──────── Recorded information

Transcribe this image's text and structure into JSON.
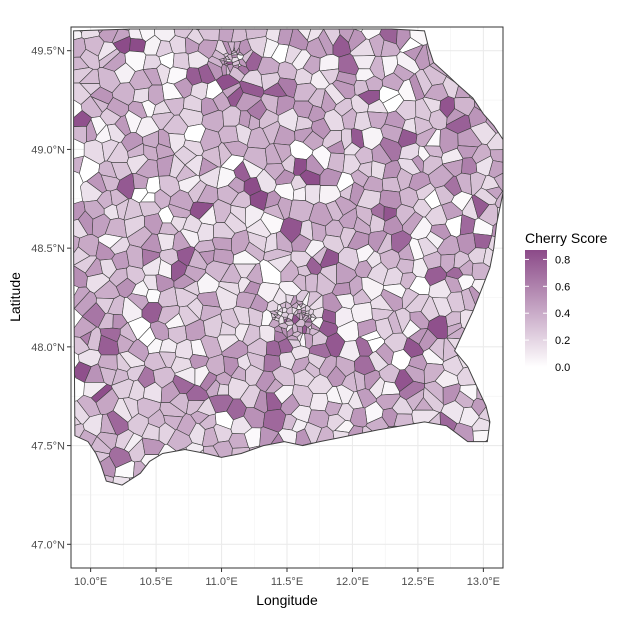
{
  "chart_data": {
    "type": "choropleth",
    "title": "",
    "xlabel": "Longitude",
    "ylabel": "Latitude",
    "xlim": [
      9.85,
      13.15
    ],
    "ylim": [
      46.88,
      49.62
    ],
    "x_ticks": [
      {
        "value": 10.0,
        "label": "10.0°E"
      },
      {
        "value": 10.5,
        "label": "10.5°E"
      },
      {
        "value": 11.0,
        "label": "11.0°E"
      },
      {
        "value": 11.5,
        "label": "11.5°E"
      },
      {
        "value": 12.0,
        "label": "12.0°E"
      },
      {
        "value": 12.5,
        "label": "12.5°E"
      },
      {
        "value": 13.0,
        "label": "13.0°E"
      }
    ],
    "y_ticks": [
      {
        "value": 47.0,
        "label": "47.0°N"
      },
      {
        "value": 47.5,
        "label": "47.5°N"
      },
      {
        "value": 48.0,
        "label": "48.0°N"
      },
      {
        "value": 48.5,
        "label": "48.5°N"
      },
      {
        "value": 49.0,
        "label": "49.0°N"
      },
      {
        "value": 49.5,
        "label": "49.5°N"
      }
    ],
    "grid": true,
    "legend": {
      "title": "Cherry Score",
      "placement": "right",
      "ticks": [
        {
          "value": 0.0,
          "label": "0.0"
        },
        {
          "value": 0.2,
          "label": "0.2"
        },
        {
          "value": 0.4,
          "label": "0.4"
        },
        {
          "value": 0.6,
          "label": "0.6"
        },
        {
          "value": 0.8,
          "label": "0.8"
        }
      ],
      "range": [
        0.0,
        0.87
      ]
    },
    "color_low": "#ffffff",
    "color_high": "#8b4a88",
    "border_color": "#404040",
    "region_outline": [
      [
        9.87,
        49.6
      ],
      [
        10.3,
        49.61
      ],
      [
        10.8,
        49.61
      ],
      [
        11.3,
        49.61
      ],
      [
        11.8,
        49.61
      ],
      [
        12.3,
        49.61
      ],
      [
        12.55,
        49.6
      ],
      [
        12.58,
        49.52
      ],
      [
        12.62,
        49.44
      ],
      [
        12.72,
        49.38
      ],
      [
        12.8,
        49.33
      ],
      [
        12.92,
        49.26
      ],
      [
        13.0,
        49.18
      ],
      [
        13.08,
        49.12
      ],
      [
        13.15,
        49.05
      ],
      [
        13.15,
        48.78
      ],
      [
        13.1,
        48.62
      ],
      [
        13.08,
        48.5
      ],
      [
        13.05,
        48.4
      ],
      [
        12.98,
        48.28
      ],
      [
        12.92,
        48.18
      ],
      [
        12.85,
        48.08
      ],
      [
        12.78,
        47.98
      ],
      [
        12.88,
        47.9
      ],
      [
        12.95,
        47.8
      ],
      [
        13.02,
        47.7
      ],
      [
        13.05,
        47.62
      ],
      [
        13.03,
        47.52
      ],
      [
        12.88,
        47.52
      ],
      [
        12.72,
        47.6
      ],
      [
        12.55,
        47.62
      ],
      [
        12.38,
        47.6
      ],
      [
        12.2,
        47.58
      ],
      [
        12.05,
        47.56
      ],
      [
        11.9,
        47.54
      ],
      [
        11.75,
        47.52
      ],
      [
        11.62,
        47.5
      ],
      [
        11.48,
        47.52
      ],
      [
        11.32,
        47.5
      ],
      [
        11.15,
        47.46
      ],
      [
        11.0,
        47.44
      ],
      [
        10.88,
        47.46
      ],
      [
        10.72,
        47.48
      ],
      [
        10.55,
        47.46
      ],
      [
        10.45,
        47.42
      ],
      [
        10.38,
        47.36
      ],
      [
        10.24,
        47.3
      ],
      [
        10.12,
        47.32
      ],
      [
        10.08,
        47.4
      ],
      [
        10.04,
        47.46
      ],
      [
        9.98,
        47.52
      ],
      [
        9.88,
        47.55
      ],
      [
        9.87,
        48.5
      ]
    ],
    "holes": [
      [
        10.55,
        49.46
      ],
      [
        11.45,
        49.52
      ],
      [
        12.4,
        49.52
      ],
      [
        10.82,
        49.1
      ],
      [
        11.65,
        49.0
      ],
      [
        12.25,
        49.25
      ],
      [
        11.12,
        48.92
      ],
      [
        10.43,
        48.78
      ],
      [
        9.98,
        48.86
      ],
      [
        10.28,
        48.25
      ],
      [
        10.55,
        48.65
      ],
      [
        11.35,
        48.35
      ],
      [
        12.5,
        48.28
      ],
      [
        11.95,
        48.85
      ],
      [
        12.62,
        48.75
      ],
      [
        10.95,
        48.05
      ],
      [
        12.18,
        48.05
      ],
      [
        10.58,
        47.88
      ],
      [
        11.85,
        47.93
      ],
      [
        12.32,
        47.95
      ],
      [
        10.4,
        48.06
      ],
      [
        11.05,
        47.65
      ],
      [
        12.78,
        48.6
      ],
      [
        10.95,
        49.33
      ],
      [
        12.85,
        49.1
      ]
    ],
    "darker_regions": [
      [
        10.3,
        49.55,
        0.86
      ],
      [
        12.72,
        49.25,
        0.82
      ],
      [
        11.62,
        48.88,
        0.85
      ],
      [
        10.32,
        48.84,
        0.8
      ],
      [
        12.62,
        48.1,
        0.84
      ],
      [
        10.48,
        48.15,
        0.78
      ],
      [
        11.25,
        48.78,
        0.86
      ],
      [
        12.05,
        49.05,
        0.8
      ],
      [
        12.38,
        47.8,
        0.82
      ],
      [
        11.82,
        48.12,
        0.8
      ],
      [
        10.85,
        49.35,
        0.78
      ],
      [
        12.95,
        48.55,
        0.76
      ],
      [
        12.84,
        47.82,
        0.85
      ],
      [
        10.7,
        48.43,
        0.8
      ],
      [
        11.45,
        47.98,
        0.74
      ]
    ],
    "dense_points": [
      {
        "x": 11.57,
        "y": 48.14
      },
      {
        "x": 11.07,
        "y": 49.45
      }
    ]
  }
}
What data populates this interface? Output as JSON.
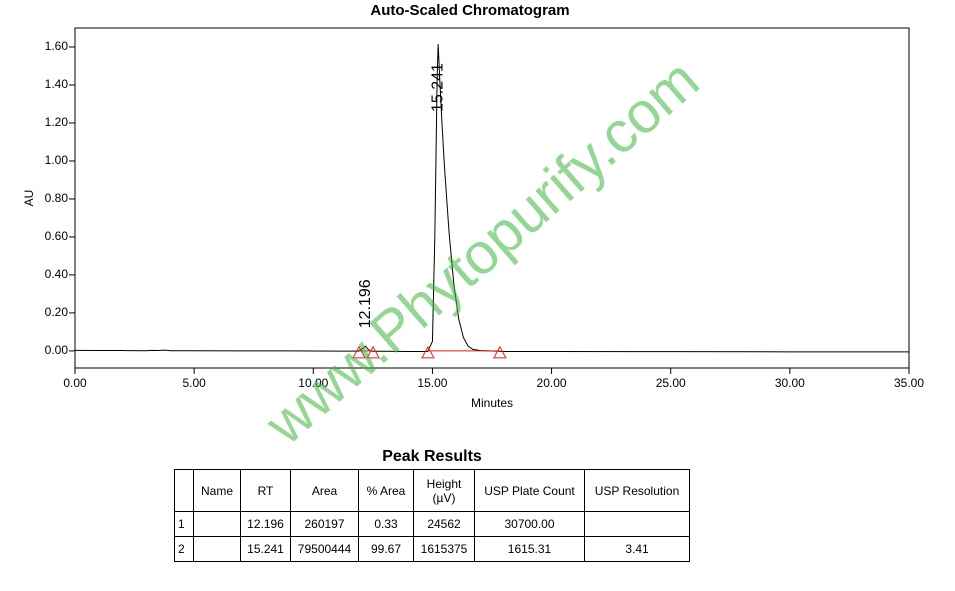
{
  "chart_data": {
    "type": "line",
    "title": "Auto-Scaled Chromatogram",
    "x_label": "Minutes",
    "y_label": "AU",
    "xlim": [
      0,
      35
    ],
    "ylim": [
      -0.09,
      1.7
    ],
    "xticks": [
      {
        "value": 0,
        "label": "0.00"
      },
      {
        "value": 5,
        "label": "5.00"
      },
      {
        "value": 10,
        "label": "10.00"
      },
      {
        "value": 15,
        "label": "15.00"
      },
      {
        "value": 20,
        "label": "20.00"
      },
      {
        "value": 25,
        "label": "25.00"
      },
      {
        "value": 30,
        "label": "30.00"
      },
      {
        "value": 35,
        "label": "35.00"
      }
    ],
    "yticks": [
      {
        "value": 0,
        "label": "0.00"
      },
      {
        "value": 0.2,
        "label": "0.20"
      },
      {
        "value": 0.4,
        "label": "0.40"
      },
      {
        "value": 0.6,
        "label": "0.60"
      },
      {
        "value": 0.8,
        "label": "0.80"
      },
      {
        "value": 1.0,
        "label": "1.00"
      },
      {
        "value": 1.2,
        "label": "1.20"
      },
      {
        "value": 1.4,
        "label": "1.40"
      },
      {
        "value": 1.6,
        "label": "1.60"
      }
    ],
    "x": [
      0,
      1,
      2,
      3,
      3.2,
      3.5,
      3.8,
      4,
      5,
      7,
      9,
      11,
      11.9,
      12.1,
      12.196,
      12.3,
      12.45,
      13,
      14,
      14.8,
      15.0,
      15.1,
      15.2,
      15.241,
      15.3,
      15.4,
      15.5,
      15.7,
      15.9,
      16.1,
      16.3,
      16.5,
      16.7,
      17,
      18,
      20,
      25,
      30,
      35
    ],
    "series": [
      {
        "color": "#000000",
        "values": [
          0.003,
          0.002,
          0.002,
          0.001,
          0.003,
          0.002,
          0.004,
          0.001,
          0.001,
          0,
          0,
          -0.001,
          -0.001,
          0.015,
          0.0246,
          0.008,
          -0.002,
          -0.002,
          -0.003,
          -0.003,
          0.05,
          0.6,
          1.45,
          1.615,
          1.45,
          1.2,
          0.98,
          0.62,
          0.35,
          0.17,
          0.07,
          0.025,
          0.008,
          0.002,
          -0.003,
          -0.003,
          -0.004,
          -0.005,
          -0.005
        ]
      }
    ],
    "annotations": [
      {
        "x": 12.196,
        "y": 0.0246
      },
      {
        "x": 15.241,
        "y": 1.615
      }
    ],
    "integration_marks": [
      11.92,
      12.51,
      14.81,
      17.83
    ],
    "marks_color": "#e0201a"
  },
  "watermark": "www.Phytopurify.com",
  "table": {
    "title": "Peak Results",
    "columns": [
      null,
      "Name",
      "RT",
      "Area",
      "% Area",
      "Height (µV)",
      "USP Plate Count",
      "USP Resolution"
    ],
    "rows": [
      [
        "1",
        null,
        "12.196",
        "260197",
        "0.33",
        "24562",
        "30700.00",
        null
      ],
      [
        "2",
        null,
        "15.241",
        "79500444",
        "99.67",
        "1615375",
        "1615.31",
        "3.41"
      ]
    ]
  }
}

────────────────

* _Exercise requirements_: Find the lines with the string "title" and reproduce them.

* _Expected answer_:
    "title": "",
      "title": "Cherry Score",
    "title": "Auto-Scaled Chromatogram",
    "title": "Peak Results",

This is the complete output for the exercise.